(Entries taken from a collection)
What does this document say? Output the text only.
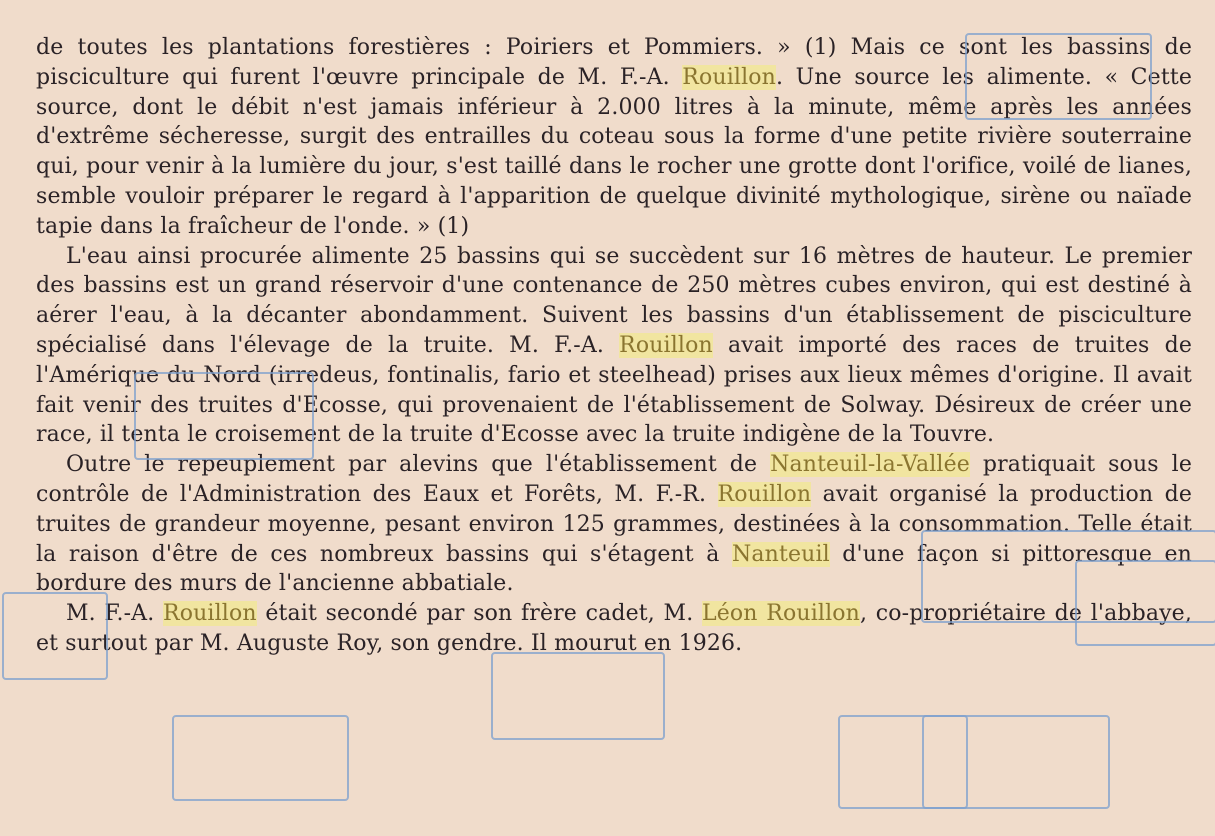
de toutes les plantations forestières : Poiriers et Pommiers. » (1) Mais ce sont les bassins de pisciculture qui furent l'œuvre principale de M. F.-A. Rouillon. Une source les alimente. « Cette source, dont le débit n'est jamais inférieur à 2.000 litres à la minute, même après les années d'extrême sécheresse, surgit des entrailles du coteau sous la forme d'une petite rivière souterraine qui, pour venir à la lumière du jour, s'est taillé dans le rocher une grotte dont l'orifice, voilé de lianes, semble vouloir préparer le regard à l'apparition de quelque divinité mythologique, sirène ou naïade tapie dans la fraîcheur de l'onde. » (1)

L'eau ainsi procurée alimente 25 bassins qui se succèdent sur 16 mètres de hauteur. Le premier des bassins est un grand réservoir d'une contenance de 250 mètres cubes environ, qui est destiné à aérer l'eau, à la décanter abondamment. Suivent les bassins d'un établissement de pisciculture spécialisé dans l'élevage de la truite. M. F.-A. Rouillon avait importé des races de truites de l'Amérique du Nord (irredeus, fontinalis, fario et steelhead) prises aux lieux mêmes d'origine. Il avait fait venir des truites d'Ecosse, qui provenaient de l'établissement de Solway. Désireux de créer une race, il tenta le croisement de la truite d'Ecosse avec la truite indigène de la Touvre.

Outre le repeuplement par alevins que l'établissement de Nanteuil-la-Vallée pratiquait sous le contrôle de l'Administration des Eaux et Forêts, M. F.-R. Rouillon avait organisé la production de truites de grandeur moyenne, pesant environ 125 grammes, destinées à la consommation. Telle était la raison d'être de ces nombreux bassins qui s'étagent à Nanteuil d'une façon si pittoresque en bordure des murs de l'ancienne abbatiale.

M. F.-A. Rouillon était secondé par son frère cadet, M. Léon Rouillon, co-propriétaire de l'abbaye, et surtout par M. Auguste Roy, son gendre. Il mourut en 1926.
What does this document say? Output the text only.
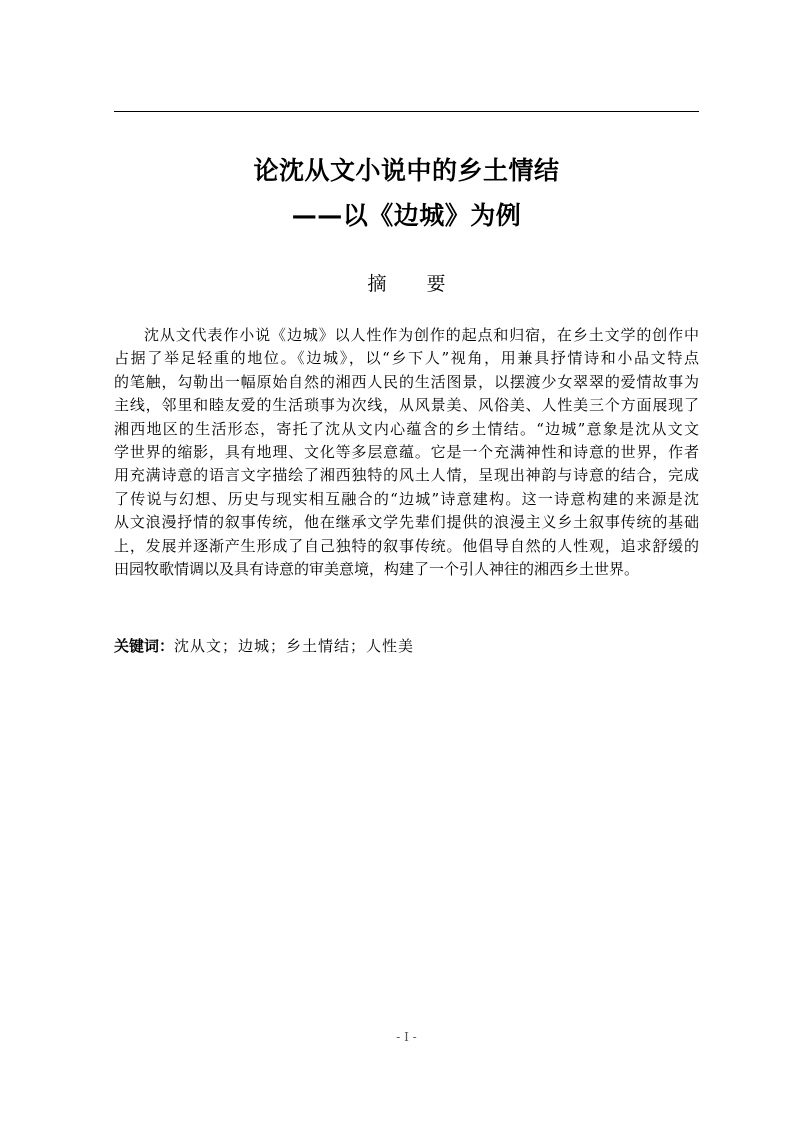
论沈从文小说中的乡土情结
——以《边城》为例
摘 要
沈从文代表作小说《边城》以人性作为创作的起点和归宿，在乡土文学的创作中
占据了举足轻重的地位。《边城》，以“乡下人”视角，用兼具抒情诗和小品文特点
的笔触，勾勒出一幅原始自然的湘西人民的生活图景，以摆渡少女翠翠的爱情故事为
主线，邻里和睦友爱的生活琐事为次线，从风景美、风俗美、人性美三个方面展现了
湘西地区的生活形态，寄托了沈从文内心蕴含的乡土情结。“边城”意象是沈从文文
学世界的缩影，具有地理、文化等多层意蕴。它是一个充满神性和诗意的世界，作者
用充满诗意的语言文字描绘了湘西独特的风土人情，呈现出神韵与诗意的结合，完成
了传说与幻想、历史与现实相互融合的“边城”诗意建构。这一诗意构建的来源是沈
从文浪漫抒情的叙事传统，他在继承文学先辈们提供的浪漫主义乡土叙事传统的基础
上，发展并逐渐产生形成了自己独特的叙事传统。他倡导自然的人性观，追求舒缓的
田园牧歌情调以及具有诗意的审美意境，构建了一个引人神往的湘西乡土世界。
关键词：沈从文；边城；乡土情结；人性美
- I -
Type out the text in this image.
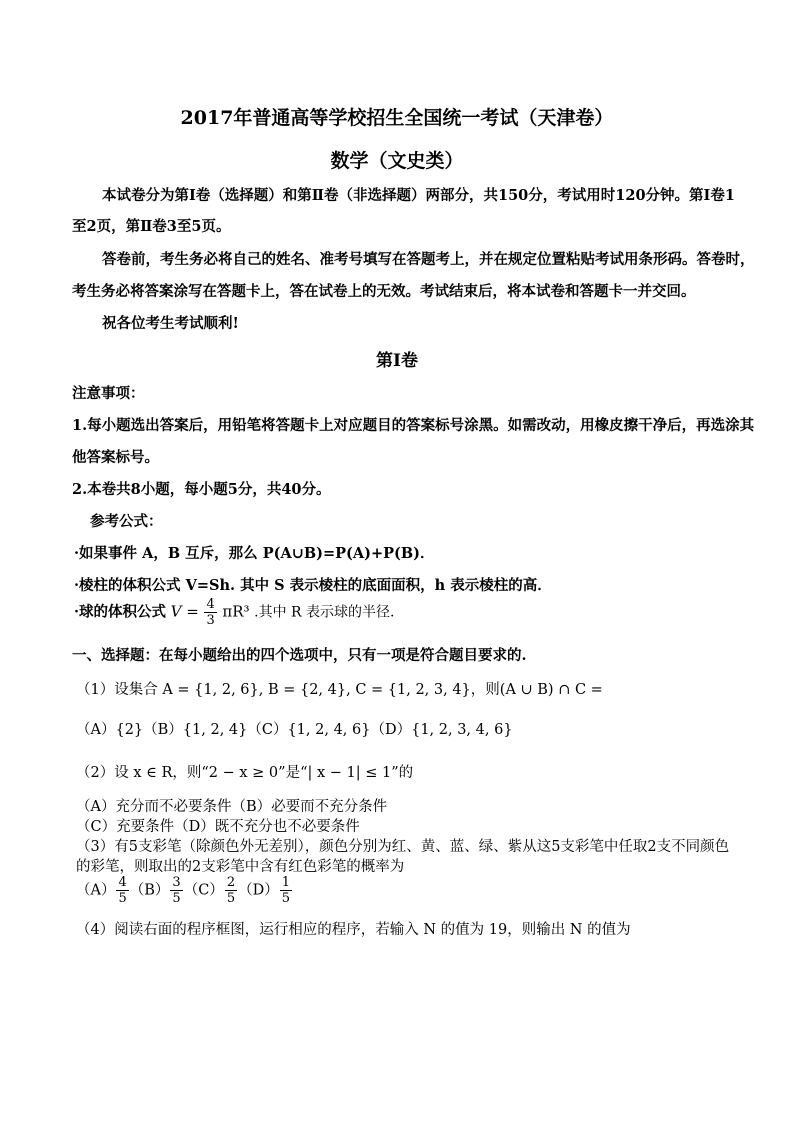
2017年普通高等学校招生全国统一考试（天津卷）
数学（文史类）
本试卷分为第Ⅰ卷（选择题）和第Ⅱ卷（非选择题）两部分，共150分，考试用时120分钟。第Ⅰ卷1
至2页，第Ⅱ卷3至5页。
答卷前，考生务必将自己的姓名、准考号填写在答题考上，并在规定位置粘贴考试用条形码。答卷时，
考生务必将答案涂写在答题卡上，答在试卷上的无效。考试结束后，将本试卷和答题卡一并交回。
祝各位考生考试顺利!
第Ⅰ卷
注意事项：
1.每小题选出答案后，用铅笔将答题卡上对应题目的答案标号涂黑。如需改动，用橡皮擦干净后，再选涂其
他答案标号。
2.本卷共8小题，每小题5分，共40分。
参考公式：
·如果事件 A，B 互斥，那么 P(A∪B)=P(A)+P(B)．
·棱柱的体积公式 V=Sh. 其中 S 表示棱柱的底面面积，h 表示棱柱的高．
·球的体积公式 $V = \frac{4}{3} \pi R^3$ .其中 R 表示球的半径.
一、选择题：在每小题给出的四个选项中，只有一项是符合题目要求的.
（1）设集合 A = {1, 2, 6}, B = {2, 4}, C = {1, 2, 3, 4}，则(A ∪ B) ∩ C =
（A）{2}（B）{1, 2, 4}（C）{1, 2, 4, 6}（D）{1, 2, 3, 4, 6}
（2）设 x ∈ R，则“2 − x ≥ 0”是“| x − 1| ≤ 1”的
（A）充分而不必要条件（B）必要而不充分条件
（C）充要条件（D）既不充分也不必要条件
（3）有5支彩笔（除颜色外无差别），颜色分别为红、黄、蓝、绿、紫从这5支彩笔中任取2支不同颜色
的彩笔，则取出的2支彩笔中含有红色彩笔的概率为
$(A) \frac{4}{5} (B) \frac{3}{5} (C) \frac{2}{5} (D) \frac{1}{5}$
（4）阅读右面的程序框图，运行相应的程序，若输入 N 的值为 19，则输出 N 的值为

Work instructions. Restate each line of the records exactly; pictures do not belong in the copy.

Response below.
What does this document say? Output the text only.
de toutes les plantations forestières : Poiriers et Pommiers. » (1) Mais ce sont les bassins de pisciculture qui furent l'œuvre principale de M. F.-A. Rouillon. Une source les alimente. « Cette source, dont le débit n'est jamais inférieur à 2.000 litres à la minute, même après les années d'extrême sécheresse, surgit des entrailles du coteau sous la forme d'une petite rivière souterraine qui, pour venir à la lumière du jour, s'est taillé dans le rocher une grotte dont l'orifice, voilé de lianes, semble vouloir préparer le regard à l'apparition de quelque divinité mythologique, sirène ou naïade tapie dans la fraîcheur de l'onde. » (1)

L'eau ainsi procurée alimente 25 bassins qui se succèdent sur 16 mètres de hauteur. Le premier des bassins est un grand réservoir d'une contenance de 250 mètres cubes environ, qui est destiné à aérer l'eau, à la décanter abondamment. Suivent les bassins d'un établissement de pisciculture spécialisé dans l'élevage de la truite. M. F.-A. Rouillon avait importé des races de truites de l'Amérique du Nord (irredeus, fontinalis, fario et steelhead) prises aux lieux mêmes d'origine. Il avait fait venir des truites d'Ecosse, qui provenaient de l'établissement de Solway. Désireux de créer une race, il tenta le croisement de la truite d'Ecosse avec la truite indigène de la Touvre.

Outre le repeuplement par alevins que l'établissement de Nanteuil-la-Vallée pratiquait sous le contrôle de l'Administration des Eaux et Forêts, M. F.-R. Rouillon avait organisé la production de truites de grandeur moyenne, pesant environ 125 grammes, destinées à la consommation. Telle était la raison d'être de ces nombreux bassins qui s'étagent à Nanteuil d'une façon si pittoresque en bordure des murs de l'ancienne abbatiale.

M. F.-A. Rouillon était secondé par son frère cadet, M. Léon Rouillon, co-propriétaire de l'abbaye, et surtout par M. Auguste Roy, son gendre. Il mourut en 1926.
What does this document say? Output the text only.
论沈从文小说中的乡土情结
——以《边城》为例
摘 要
沈从文代表作小说《边城》以人性作为创作的起点和归宿，在乡土文学的创作中
占据了举足轻重的地位。《边城》，以“乡下人”视角，用兼具抒情诗和小品文特点
的笔触，勾勒出一幅原始自然的湘西人民的生活图景，以摆渡少女翠翠的爱情故事为
主线，邻里和睦友爱的生活琐事为次线，从风景美、风俗美、人性美三个方面展现了
湘西地区的生活形态，寄托了沈从文内心蕴含的乡土情结。“边城”意象是沈从文文
学世界的缩影，具有地理、文化等多层意蕴。它是一个充满神性和诗意的世界，作者
用充满诗意的语言文字描绘了湘西独特的风土人情，呈现出神韵与诗意的结合，完成
了传说与幻想、历史与现实相互融合的“边城”诗意建构。这一诗意构建的来源是沈
从文浪漫抒情的叙事传统，他在继承文学先辈们提供的浪漫主义乡土叙事传统的基础
上，发展并逐渐产生形成了自己独特的叙事传统。他倡导自然的人性观，追求舒缓的
田园牧歌情调以及具有诗意的审美意境，构建了一个引人神往的湘西乡土世界。
关键词：沈从文；边城；乡土情结；人性美
- I -
Type out the text in this image.
2017年普通高等学校招生全国统一考试（天津卷）
数学（文史类）
本试卷分为第Ⅰ卷（选择题）和第Ⅱ卷（非选择题）两部分，共150分，考试用时120分钟。第Ⅰ卷1
至2页，第Ⅱ卷3至5页。
答卷前，考生务必将自己的姓名、准考号填写在答题考上，并在规定位置粘贴考试用条形码。答卷时，
考生务必将答案涂写在答题卡上，答在试卷上的无效。考试结束后，将本试卷和答题卡一并交回。
祝各位考生考试顺利!
第Ⅰ卷
注意事项：
1.每小题选出答案后，用铅笔将答题卡上对应题目的答案标号涂黑。如需改动，用橡皮擦干净后，再选涂其
他答案标号。
2.本卷共8小题，每小题5分，共40分。
参考公式：
·如果事件 A，B 互斥，那么 P(A∪B)=P(A)+P(B)．
·棱柱的体积公式 V=Sh. 其中 S 表示棱柱的底面面积，h 表示棱柱的高．
·球的体积公式 $V = \frac{4}{3} \pi R^3$ .其中 R 表示球的半径.
一、选择题：在每小题给出的四个选项中，只有一项是符合题目要求的.
（1）设集合 A = {1, 2, 6}, B = {2, 4}, C = {1, 2, 3, 4}，则(A ∪ B) ∩ C =
（A）{2}（B）{1, 2, 4}（C）{1, 2, 4, 6}（D）{1, 2, 3, 4, 6}
（2）设 x ∈ R，则“2 − x ≥ 0”是“| x − 1| ≤ 1”的
（A）充分而不必要条件（B）必要而不充分条件
（C）充要条件（D）既不充分也不必要条件
（3）有5支彩笔（除颜色外无差别），颜色分别为红、黄、蓝、绿、紫从这5支彩笔中任取2支不同颜色
的彩笔，则取出的2支彩笔中含有红色彩笔的概率为
$(A) \frac{4}{5} (B) \frac{3}{5} (C) \frac{2}{5} (D) \frac{1}{5}$
（4）阅读右面的程序框图，运行相应的程序，若输入 N 的值为 19，则输出 N 的值为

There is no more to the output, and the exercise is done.